Lines of data
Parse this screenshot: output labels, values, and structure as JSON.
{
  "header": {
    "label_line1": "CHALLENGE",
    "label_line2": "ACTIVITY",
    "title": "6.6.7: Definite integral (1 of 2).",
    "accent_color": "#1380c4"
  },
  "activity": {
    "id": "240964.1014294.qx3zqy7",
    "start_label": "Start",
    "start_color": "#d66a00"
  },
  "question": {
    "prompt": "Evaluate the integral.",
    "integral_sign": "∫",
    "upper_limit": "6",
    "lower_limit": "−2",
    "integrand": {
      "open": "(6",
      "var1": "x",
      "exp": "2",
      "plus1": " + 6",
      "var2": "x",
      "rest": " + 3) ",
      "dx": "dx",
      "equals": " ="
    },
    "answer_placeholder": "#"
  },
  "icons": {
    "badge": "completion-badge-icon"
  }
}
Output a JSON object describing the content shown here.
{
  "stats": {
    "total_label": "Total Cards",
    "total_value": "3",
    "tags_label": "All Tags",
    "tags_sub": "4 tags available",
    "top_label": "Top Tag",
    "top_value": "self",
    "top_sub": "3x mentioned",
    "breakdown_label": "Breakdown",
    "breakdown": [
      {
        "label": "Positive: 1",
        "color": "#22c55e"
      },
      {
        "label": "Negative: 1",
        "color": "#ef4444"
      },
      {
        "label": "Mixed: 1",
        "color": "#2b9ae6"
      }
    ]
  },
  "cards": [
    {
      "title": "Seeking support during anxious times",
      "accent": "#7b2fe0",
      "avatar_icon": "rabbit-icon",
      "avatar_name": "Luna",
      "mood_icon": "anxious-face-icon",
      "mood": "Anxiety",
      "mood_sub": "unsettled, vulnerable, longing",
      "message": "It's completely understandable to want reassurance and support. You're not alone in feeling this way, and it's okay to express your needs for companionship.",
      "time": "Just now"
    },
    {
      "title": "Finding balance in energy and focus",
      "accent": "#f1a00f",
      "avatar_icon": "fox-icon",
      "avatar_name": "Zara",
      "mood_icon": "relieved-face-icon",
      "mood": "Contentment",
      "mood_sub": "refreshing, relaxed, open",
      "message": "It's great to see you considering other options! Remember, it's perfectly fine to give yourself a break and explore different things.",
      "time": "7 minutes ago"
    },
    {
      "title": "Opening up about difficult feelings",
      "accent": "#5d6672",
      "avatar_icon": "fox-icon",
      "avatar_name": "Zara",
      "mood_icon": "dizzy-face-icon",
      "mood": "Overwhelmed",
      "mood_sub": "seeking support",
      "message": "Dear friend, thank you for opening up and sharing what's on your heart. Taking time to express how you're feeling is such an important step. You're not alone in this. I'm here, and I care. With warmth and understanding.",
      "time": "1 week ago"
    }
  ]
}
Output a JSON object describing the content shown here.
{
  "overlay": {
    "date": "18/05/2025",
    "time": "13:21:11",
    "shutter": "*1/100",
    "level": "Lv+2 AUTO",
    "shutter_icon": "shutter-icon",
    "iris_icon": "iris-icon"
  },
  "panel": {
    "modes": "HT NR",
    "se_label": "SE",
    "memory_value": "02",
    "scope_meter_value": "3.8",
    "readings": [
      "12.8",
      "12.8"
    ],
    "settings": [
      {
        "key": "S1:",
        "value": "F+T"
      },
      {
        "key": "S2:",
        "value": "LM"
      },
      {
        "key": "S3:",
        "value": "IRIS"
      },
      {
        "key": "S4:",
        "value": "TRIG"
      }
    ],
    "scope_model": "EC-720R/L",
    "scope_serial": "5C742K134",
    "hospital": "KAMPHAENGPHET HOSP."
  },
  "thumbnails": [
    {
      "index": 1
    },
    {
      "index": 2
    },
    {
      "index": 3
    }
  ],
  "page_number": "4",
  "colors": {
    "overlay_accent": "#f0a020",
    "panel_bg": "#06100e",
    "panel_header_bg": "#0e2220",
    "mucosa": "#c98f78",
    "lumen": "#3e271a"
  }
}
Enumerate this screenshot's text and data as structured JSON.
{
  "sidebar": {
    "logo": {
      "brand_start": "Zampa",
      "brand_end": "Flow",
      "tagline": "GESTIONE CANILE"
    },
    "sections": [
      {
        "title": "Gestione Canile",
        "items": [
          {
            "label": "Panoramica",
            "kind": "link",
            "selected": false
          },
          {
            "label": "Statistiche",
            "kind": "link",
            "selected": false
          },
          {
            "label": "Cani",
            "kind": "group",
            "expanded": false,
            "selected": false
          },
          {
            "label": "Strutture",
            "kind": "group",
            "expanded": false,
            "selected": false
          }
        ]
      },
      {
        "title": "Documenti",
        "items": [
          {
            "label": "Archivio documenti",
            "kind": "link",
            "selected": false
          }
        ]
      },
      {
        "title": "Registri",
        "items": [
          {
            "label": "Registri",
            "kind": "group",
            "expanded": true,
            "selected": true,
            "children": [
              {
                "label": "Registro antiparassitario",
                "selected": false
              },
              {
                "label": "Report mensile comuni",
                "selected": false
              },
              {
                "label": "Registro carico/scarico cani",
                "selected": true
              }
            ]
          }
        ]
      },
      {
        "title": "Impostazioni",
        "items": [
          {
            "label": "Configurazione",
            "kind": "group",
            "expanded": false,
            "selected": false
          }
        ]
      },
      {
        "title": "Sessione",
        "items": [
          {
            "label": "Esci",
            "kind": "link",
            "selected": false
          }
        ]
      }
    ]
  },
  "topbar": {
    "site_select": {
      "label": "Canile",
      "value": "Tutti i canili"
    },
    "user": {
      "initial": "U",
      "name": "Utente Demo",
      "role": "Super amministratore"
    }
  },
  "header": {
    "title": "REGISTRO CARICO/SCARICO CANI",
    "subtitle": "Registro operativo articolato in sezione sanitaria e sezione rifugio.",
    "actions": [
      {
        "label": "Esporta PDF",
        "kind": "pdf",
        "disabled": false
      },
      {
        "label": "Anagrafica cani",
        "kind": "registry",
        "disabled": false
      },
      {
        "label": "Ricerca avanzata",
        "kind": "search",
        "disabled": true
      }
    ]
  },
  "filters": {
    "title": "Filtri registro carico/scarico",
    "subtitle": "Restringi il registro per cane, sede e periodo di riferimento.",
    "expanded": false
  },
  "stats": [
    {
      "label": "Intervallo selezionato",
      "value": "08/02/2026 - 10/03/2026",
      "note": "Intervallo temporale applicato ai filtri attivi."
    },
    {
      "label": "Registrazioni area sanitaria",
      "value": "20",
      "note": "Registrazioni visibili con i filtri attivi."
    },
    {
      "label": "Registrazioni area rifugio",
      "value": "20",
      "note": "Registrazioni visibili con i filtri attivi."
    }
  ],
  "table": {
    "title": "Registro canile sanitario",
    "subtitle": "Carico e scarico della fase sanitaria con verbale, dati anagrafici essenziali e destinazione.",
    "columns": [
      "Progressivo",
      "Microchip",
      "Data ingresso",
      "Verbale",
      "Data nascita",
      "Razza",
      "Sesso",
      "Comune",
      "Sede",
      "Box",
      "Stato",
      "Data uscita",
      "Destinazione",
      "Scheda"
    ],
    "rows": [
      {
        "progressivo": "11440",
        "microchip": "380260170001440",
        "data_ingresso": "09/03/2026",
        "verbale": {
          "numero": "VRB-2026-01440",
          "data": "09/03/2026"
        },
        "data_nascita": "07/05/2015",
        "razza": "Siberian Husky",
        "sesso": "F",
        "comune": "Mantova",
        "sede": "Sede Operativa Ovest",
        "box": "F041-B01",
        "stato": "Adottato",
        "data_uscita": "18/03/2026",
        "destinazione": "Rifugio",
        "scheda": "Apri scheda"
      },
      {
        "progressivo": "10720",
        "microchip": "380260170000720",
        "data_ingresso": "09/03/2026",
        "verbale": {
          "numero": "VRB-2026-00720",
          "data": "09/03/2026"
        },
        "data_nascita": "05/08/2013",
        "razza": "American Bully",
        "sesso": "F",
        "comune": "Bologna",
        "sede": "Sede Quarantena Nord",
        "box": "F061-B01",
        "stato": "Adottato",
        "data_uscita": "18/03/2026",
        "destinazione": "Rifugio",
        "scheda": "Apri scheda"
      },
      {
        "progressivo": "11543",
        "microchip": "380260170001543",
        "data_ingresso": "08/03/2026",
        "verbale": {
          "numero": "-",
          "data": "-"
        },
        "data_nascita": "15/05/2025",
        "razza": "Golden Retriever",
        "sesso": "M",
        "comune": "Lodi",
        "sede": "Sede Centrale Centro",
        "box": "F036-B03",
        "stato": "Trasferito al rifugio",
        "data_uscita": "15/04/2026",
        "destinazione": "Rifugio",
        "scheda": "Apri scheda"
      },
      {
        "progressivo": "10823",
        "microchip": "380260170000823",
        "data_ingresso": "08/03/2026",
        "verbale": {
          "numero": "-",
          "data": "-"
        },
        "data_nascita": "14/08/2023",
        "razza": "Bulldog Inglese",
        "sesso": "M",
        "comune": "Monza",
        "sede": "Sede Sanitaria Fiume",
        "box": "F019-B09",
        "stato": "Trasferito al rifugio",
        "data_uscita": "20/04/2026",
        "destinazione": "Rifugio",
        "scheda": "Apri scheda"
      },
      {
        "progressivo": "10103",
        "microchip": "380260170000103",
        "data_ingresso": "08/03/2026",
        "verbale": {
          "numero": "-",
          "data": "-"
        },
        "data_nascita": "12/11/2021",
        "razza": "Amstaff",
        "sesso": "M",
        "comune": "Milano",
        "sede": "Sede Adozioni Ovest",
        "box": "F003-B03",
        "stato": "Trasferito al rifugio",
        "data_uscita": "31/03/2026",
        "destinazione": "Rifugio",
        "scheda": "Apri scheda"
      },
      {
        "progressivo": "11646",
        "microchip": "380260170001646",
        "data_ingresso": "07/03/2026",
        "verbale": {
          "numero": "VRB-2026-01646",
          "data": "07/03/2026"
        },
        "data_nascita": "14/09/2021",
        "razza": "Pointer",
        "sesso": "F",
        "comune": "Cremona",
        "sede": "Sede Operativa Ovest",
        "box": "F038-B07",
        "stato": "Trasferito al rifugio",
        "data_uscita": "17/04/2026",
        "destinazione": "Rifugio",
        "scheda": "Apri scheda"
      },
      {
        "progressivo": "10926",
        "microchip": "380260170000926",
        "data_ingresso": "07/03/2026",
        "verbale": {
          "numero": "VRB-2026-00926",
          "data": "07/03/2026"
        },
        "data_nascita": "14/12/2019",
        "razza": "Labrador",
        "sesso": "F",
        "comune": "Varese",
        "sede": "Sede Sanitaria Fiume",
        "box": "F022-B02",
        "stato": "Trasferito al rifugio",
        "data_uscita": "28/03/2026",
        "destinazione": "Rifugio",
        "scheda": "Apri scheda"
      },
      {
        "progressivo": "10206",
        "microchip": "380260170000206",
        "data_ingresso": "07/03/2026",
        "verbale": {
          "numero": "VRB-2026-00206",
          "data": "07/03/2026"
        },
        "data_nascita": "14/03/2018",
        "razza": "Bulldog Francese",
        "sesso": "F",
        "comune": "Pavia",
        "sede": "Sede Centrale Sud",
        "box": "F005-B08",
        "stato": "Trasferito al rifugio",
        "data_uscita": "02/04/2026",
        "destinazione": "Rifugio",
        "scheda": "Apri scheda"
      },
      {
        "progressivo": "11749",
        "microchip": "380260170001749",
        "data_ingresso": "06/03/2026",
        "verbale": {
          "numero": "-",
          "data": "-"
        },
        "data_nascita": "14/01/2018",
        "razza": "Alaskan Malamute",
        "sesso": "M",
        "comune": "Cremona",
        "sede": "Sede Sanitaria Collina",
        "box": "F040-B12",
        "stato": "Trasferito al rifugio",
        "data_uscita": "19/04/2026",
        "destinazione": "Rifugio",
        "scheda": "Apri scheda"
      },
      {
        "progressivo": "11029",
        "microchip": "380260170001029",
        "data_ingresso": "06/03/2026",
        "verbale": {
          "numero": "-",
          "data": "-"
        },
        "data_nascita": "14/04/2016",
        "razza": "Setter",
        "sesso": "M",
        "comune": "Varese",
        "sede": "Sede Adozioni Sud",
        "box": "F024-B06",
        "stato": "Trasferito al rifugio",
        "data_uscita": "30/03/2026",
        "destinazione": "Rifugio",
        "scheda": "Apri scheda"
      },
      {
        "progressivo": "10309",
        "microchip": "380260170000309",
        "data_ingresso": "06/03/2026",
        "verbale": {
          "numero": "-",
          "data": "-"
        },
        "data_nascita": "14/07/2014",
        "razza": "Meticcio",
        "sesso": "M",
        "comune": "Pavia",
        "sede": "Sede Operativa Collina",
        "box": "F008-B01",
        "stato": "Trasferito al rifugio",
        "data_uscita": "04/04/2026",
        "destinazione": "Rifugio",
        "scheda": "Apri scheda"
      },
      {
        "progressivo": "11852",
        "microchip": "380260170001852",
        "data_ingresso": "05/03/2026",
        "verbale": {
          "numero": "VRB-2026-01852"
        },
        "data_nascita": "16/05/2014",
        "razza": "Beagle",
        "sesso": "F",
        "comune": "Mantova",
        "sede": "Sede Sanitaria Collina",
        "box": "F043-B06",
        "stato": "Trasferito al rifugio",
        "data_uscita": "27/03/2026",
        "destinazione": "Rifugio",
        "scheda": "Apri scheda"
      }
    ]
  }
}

## Directions for this task:
Where a line of the data holds "JSON", show that line.

## Task response:
Parse this screenshot: output labels, values, and structure as JSON.
Output a JSON object describing the content shown here.
Output a JSON object describing the content shown here.
Enumerate this screenshot's text and data as structured JSON.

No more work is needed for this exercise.